**Directions**
Find the lines that include the string "Extension" and report how many there are. Give no other text.

**Chart and figure data**
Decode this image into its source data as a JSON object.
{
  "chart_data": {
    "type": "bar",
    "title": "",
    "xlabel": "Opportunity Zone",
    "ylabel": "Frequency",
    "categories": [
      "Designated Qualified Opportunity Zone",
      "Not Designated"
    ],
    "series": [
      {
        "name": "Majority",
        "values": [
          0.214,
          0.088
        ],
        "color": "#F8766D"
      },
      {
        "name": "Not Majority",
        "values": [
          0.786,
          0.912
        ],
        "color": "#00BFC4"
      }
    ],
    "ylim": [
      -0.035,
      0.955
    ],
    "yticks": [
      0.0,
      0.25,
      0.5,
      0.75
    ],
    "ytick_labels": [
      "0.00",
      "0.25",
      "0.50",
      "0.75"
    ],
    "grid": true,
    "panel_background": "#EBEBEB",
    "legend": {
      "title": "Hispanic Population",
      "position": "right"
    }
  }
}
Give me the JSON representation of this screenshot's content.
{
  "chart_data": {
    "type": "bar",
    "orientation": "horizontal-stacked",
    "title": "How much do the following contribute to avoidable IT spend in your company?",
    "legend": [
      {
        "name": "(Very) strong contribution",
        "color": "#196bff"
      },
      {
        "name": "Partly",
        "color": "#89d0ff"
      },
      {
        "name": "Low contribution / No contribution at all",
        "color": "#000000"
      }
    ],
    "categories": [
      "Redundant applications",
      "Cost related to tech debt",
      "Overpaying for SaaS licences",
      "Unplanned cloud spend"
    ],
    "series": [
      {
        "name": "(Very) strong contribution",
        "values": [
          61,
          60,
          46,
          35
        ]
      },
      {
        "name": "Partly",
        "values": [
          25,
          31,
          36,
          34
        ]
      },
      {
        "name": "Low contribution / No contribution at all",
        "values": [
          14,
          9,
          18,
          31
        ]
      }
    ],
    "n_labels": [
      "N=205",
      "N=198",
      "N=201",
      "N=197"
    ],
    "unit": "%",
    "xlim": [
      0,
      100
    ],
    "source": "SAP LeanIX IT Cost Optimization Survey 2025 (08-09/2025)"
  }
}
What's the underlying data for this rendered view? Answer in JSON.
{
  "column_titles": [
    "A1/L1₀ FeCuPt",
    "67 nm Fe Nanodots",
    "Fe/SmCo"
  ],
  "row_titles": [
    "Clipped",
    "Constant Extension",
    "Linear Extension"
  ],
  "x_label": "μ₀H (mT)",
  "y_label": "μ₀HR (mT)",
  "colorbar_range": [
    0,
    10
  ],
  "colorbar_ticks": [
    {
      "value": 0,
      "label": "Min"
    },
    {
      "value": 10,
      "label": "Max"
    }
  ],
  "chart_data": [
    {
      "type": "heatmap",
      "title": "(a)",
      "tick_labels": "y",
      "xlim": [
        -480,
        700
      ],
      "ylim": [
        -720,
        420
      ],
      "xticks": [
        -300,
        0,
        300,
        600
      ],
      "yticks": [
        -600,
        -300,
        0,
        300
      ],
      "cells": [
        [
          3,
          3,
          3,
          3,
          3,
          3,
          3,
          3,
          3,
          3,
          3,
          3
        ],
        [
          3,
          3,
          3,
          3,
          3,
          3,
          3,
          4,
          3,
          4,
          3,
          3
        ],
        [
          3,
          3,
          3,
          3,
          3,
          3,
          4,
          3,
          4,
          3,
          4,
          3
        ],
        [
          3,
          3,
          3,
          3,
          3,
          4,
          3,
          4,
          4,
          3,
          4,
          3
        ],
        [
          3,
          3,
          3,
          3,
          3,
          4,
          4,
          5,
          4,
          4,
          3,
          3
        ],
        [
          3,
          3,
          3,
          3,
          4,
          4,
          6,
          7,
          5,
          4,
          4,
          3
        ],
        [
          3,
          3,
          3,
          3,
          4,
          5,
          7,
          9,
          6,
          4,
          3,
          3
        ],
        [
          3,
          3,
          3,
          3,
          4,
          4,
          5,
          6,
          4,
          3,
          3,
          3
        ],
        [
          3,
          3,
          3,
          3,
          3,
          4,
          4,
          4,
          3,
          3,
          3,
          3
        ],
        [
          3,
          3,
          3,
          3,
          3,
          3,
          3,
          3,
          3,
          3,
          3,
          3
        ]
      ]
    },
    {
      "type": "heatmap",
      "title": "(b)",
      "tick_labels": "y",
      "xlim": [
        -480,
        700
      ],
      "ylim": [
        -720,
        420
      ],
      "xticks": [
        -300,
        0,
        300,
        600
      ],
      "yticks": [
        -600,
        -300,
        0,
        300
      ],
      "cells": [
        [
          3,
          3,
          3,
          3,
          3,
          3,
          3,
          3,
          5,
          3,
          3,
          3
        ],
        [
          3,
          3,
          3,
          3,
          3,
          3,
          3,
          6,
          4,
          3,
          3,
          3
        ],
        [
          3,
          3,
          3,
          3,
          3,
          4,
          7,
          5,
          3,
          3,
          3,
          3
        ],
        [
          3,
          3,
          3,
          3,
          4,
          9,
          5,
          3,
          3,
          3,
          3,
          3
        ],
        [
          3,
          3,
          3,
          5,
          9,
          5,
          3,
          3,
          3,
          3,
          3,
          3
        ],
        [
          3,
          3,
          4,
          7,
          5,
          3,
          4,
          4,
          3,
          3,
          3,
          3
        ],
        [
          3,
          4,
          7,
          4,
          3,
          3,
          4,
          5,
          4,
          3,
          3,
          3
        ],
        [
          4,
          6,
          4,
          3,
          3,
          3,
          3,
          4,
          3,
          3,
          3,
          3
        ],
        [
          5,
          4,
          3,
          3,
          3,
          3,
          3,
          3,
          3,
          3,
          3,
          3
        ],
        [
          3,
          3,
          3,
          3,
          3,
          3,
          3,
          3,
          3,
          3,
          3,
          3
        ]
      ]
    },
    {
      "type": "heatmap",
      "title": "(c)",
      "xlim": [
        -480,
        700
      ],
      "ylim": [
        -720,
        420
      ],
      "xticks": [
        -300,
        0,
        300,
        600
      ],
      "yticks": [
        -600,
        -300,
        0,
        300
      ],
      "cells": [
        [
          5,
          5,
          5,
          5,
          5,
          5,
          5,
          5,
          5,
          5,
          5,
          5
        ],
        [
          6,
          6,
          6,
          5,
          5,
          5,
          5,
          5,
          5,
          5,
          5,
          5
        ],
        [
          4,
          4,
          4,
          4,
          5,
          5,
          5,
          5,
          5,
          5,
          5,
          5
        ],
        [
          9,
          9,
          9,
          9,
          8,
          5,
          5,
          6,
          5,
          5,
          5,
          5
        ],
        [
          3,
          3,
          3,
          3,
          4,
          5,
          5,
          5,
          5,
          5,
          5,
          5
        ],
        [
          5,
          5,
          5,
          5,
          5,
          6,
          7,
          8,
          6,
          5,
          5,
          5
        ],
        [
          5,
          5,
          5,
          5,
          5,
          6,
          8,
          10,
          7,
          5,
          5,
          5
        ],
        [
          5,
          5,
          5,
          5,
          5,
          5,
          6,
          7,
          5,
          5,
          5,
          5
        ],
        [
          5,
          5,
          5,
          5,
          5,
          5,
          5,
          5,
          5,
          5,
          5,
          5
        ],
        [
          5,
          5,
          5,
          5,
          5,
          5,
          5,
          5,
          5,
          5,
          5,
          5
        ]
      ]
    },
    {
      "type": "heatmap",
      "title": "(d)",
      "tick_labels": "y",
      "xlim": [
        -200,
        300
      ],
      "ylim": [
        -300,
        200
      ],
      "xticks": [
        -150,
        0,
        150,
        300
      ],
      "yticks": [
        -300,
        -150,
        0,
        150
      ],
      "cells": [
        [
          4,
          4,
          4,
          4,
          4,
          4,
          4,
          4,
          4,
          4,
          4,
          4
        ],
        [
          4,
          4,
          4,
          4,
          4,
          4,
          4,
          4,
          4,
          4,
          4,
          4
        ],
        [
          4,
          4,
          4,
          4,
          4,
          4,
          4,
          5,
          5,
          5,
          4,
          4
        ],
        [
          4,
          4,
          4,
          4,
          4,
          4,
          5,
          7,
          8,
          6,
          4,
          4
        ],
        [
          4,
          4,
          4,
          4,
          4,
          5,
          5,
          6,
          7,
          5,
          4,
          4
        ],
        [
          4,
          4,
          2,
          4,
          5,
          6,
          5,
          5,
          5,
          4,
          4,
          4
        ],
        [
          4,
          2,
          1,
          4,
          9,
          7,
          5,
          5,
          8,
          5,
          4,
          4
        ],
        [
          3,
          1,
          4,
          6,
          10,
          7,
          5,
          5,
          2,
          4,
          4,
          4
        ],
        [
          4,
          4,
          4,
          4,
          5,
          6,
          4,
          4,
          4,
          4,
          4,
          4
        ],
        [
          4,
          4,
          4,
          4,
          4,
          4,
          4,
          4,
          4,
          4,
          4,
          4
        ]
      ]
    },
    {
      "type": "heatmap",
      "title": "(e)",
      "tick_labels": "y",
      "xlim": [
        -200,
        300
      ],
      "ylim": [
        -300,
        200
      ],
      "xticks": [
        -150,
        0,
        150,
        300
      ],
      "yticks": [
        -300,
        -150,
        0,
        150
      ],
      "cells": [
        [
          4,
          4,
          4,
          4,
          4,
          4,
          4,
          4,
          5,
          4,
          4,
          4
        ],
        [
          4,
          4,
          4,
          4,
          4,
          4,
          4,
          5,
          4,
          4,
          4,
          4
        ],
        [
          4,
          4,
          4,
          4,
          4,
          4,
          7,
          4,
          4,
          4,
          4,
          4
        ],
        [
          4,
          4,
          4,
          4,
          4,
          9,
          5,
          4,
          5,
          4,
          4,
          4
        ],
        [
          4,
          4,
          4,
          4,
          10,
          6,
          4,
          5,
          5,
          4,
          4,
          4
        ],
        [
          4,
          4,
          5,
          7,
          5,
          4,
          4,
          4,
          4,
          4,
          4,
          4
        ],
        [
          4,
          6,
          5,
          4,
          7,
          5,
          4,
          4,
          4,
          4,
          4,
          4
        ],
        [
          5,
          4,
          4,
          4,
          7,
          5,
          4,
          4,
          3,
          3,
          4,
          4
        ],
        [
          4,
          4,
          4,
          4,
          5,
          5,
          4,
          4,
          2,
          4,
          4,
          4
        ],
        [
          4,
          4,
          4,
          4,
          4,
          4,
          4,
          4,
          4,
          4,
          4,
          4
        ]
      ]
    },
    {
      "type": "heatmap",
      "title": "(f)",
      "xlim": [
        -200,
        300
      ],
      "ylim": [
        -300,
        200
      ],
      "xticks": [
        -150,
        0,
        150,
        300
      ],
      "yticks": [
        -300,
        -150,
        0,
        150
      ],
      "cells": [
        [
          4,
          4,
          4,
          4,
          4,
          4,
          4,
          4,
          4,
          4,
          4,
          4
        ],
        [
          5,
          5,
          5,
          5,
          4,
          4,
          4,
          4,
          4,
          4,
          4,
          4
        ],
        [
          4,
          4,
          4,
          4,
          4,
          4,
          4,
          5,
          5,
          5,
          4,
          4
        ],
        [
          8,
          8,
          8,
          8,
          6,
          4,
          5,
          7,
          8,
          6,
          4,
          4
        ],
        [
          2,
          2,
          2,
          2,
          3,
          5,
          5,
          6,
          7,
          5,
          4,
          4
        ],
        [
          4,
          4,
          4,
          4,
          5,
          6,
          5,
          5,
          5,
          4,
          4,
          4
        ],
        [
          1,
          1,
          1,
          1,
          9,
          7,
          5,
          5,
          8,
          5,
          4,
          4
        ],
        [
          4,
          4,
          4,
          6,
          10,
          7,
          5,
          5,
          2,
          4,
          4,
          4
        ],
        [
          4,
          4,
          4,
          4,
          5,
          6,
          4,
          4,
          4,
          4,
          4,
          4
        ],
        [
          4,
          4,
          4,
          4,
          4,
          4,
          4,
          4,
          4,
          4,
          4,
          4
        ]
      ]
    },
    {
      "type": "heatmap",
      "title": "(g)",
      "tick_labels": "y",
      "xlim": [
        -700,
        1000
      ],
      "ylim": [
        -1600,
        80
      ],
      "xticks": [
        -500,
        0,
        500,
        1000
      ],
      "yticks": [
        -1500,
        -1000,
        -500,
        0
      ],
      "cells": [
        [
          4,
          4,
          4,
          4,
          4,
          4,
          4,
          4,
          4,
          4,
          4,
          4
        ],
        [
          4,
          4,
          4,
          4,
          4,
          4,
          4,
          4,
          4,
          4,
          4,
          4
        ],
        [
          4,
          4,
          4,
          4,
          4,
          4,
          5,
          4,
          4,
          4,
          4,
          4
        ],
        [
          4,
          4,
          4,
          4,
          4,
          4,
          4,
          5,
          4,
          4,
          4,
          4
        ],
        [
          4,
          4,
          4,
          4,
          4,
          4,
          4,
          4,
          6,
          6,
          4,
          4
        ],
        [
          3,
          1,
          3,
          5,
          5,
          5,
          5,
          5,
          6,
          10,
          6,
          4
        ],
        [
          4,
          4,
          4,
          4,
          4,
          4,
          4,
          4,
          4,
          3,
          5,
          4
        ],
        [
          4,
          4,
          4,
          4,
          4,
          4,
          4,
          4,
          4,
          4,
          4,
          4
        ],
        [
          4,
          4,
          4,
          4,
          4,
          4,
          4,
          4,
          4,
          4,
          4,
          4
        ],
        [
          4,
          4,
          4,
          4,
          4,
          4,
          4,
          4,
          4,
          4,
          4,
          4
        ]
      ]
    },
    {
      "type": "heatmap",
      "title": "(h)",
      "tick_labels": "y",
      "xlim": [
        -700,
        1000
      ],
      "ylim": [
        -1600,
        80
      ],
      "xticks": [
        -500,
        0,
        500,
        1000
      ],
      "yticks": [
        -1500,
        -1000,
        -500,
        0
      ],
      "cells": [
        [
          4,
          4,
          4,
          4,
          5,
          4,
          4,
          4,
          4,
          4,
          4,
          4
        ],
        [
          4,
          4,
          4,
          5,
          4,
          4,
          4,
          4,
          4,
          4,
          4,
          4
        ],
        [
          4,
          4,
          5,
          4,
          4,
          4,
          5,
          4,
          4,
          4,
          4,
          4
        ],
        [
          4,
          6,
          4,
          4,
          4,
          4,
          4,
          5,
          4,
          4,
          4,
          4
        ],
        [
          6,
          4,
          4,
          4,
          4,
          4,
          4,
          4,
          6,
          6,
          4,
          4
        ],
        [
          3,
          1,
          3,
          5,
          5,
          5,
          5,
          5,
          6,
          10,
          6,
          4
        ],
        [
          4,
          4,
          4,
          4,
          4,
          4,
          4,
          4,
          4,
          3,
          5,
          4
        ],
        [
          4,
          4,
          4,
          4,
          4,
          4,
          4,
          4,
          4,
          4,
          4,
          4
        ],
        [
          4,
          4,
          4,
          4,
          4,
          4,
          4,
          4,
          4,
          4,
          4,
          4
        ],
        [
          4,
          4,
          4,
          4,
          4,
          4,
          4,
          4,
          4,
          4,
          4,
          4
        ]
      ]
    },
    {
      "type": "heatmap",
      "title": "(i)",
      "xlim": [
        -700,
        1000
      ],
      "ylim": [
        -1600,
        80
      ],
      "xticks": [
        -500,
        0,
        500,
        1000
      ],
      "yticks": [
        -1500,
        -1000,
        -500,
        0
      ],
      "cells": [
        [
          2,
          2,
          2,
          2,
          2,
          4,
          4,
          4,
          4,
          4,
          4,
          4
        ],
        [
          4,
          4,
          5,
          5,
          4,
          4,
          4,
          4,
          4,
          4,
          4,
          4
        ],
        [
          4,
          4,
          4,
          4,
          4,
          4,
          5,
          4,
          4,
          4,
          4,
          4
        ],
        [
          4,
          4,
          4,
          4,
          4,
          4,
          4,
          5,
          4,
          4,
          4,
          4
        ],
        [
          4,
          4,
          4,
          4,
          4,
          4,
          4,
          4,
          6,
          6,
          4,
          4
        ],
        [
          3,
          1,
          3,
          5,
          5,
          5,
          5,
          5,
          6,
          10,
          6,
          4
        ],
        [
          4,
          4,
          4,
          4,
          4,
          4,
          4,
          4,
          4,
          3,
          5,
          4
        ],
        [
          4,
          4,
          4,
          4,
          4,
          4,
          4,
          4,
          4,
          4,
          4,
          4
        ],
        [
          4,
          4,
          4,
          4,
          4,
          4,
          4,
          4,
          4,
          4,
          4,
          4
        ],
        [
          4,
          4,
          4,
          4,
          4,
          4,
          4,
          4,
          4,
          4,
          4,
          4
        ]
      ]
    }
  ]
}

**Finished answer**
2